— Exercise prompt —
Each line below containing the word "that" needs to be shown.

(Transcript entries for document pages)
========================================

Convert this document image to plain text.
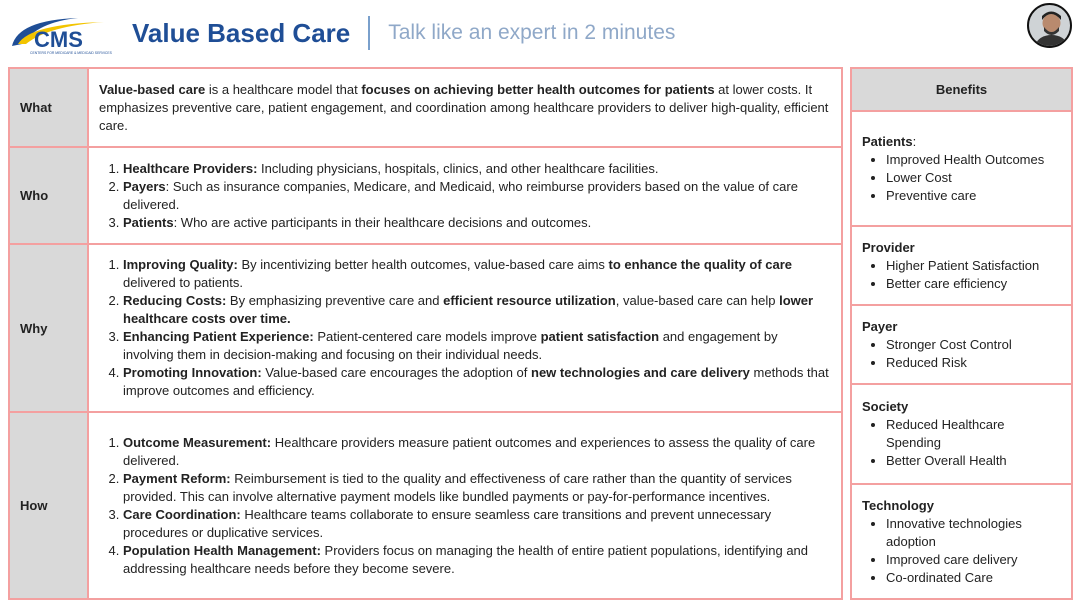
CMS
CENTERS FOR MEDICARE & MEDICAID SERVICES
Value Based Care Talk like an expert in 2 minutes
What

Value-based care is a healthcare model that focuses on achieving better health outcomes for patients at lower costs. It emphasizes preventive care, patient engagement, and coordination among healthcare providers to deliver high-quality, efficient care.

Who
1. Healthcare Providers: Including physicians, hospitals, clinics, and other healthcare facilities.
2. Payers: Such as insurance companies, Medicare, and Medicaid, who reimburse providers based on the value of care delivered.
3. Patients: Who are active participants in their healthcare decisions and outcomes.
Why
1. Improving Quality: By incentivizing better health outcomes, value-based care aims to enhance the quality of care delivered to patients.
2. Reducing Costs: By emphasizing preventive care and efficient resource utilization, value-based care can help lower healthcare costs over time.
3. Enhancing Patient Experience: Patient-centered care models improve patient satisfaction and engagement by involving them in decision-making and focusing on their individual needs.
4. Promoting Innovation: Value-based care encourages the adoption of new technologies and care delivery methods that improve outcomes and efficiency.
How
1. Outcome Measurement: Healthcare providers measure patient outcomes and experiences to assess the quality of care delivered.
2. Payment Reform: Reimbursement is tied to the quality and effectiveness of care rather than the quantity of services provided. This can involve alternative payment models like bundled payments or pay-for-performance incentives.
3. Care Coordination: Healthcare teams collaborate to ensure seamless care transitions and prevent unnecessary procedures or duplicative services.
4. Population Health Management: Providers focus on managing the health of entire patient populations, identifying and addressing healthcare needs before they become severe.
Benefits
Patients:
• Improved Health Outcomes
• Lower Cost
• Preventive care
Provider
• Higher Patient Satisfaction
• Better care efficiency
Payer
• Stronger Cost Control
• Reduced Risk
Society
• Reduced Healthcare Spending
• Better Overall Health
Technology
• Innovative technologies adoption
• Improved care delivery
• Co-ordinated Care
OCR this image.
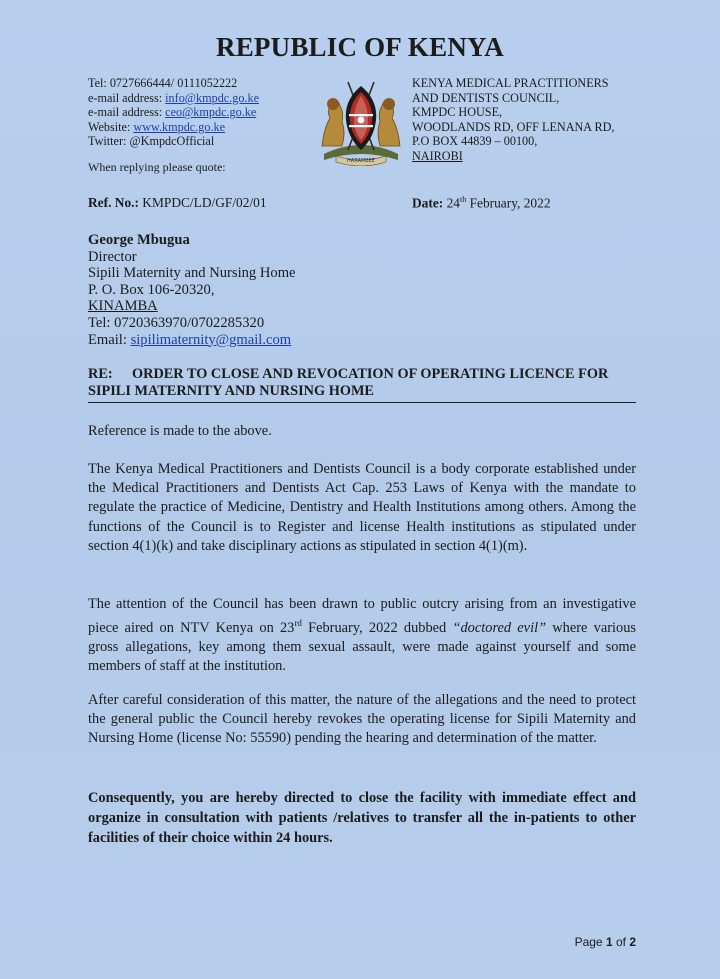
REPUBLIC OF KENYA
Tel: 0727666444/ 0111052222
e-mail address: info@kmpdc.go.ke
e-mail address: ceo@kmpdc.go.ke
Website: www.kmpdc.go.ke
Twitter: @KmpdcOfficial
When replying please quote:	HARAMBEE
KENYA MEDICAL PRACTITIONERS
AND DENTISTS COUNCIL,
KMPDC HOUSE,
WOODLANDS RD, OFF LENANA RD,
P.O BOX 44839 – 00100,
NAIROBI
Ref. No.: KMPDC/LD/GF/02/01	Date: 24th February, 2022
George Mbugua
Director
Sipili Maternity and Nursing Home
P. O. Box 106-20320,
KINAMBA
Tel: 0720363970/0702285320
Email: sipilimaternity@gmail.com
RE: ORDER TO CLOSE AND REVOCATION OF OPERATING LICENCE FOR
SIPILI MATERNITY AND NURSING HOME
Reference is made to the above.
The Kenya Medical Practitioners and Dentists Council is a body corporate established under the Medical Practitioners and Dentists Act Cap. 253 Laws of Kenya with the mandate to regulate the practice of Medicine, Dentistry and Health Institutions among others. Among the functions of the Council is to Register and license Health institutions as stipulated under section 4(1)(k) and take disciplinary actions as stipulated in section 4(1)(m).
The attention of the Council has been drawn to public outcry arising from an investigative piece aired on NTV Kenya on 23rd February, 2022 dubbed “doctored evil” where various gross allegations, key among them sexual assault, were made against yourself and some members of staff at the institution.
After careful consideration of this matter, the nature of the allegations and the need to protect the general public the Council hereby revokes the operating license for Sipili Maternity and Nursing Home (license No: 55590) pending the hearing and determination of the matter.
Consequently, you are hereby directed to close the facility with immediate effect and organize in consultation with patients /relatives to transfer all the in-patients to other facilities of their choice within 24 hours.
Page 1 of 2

========================================

— Solution to this problem —
Value-based care is a healthcare model that focuses on achieving better health outcomes for patients at lower costs. It emphasizes preventive care, patient engagement, and coordination among healthcare providers to deliver high-quality, efficient care.
4. Promoting Innovation: Value-based care encourages the adoption of new technologies and care delivery methods that improve outcomes and efficiency.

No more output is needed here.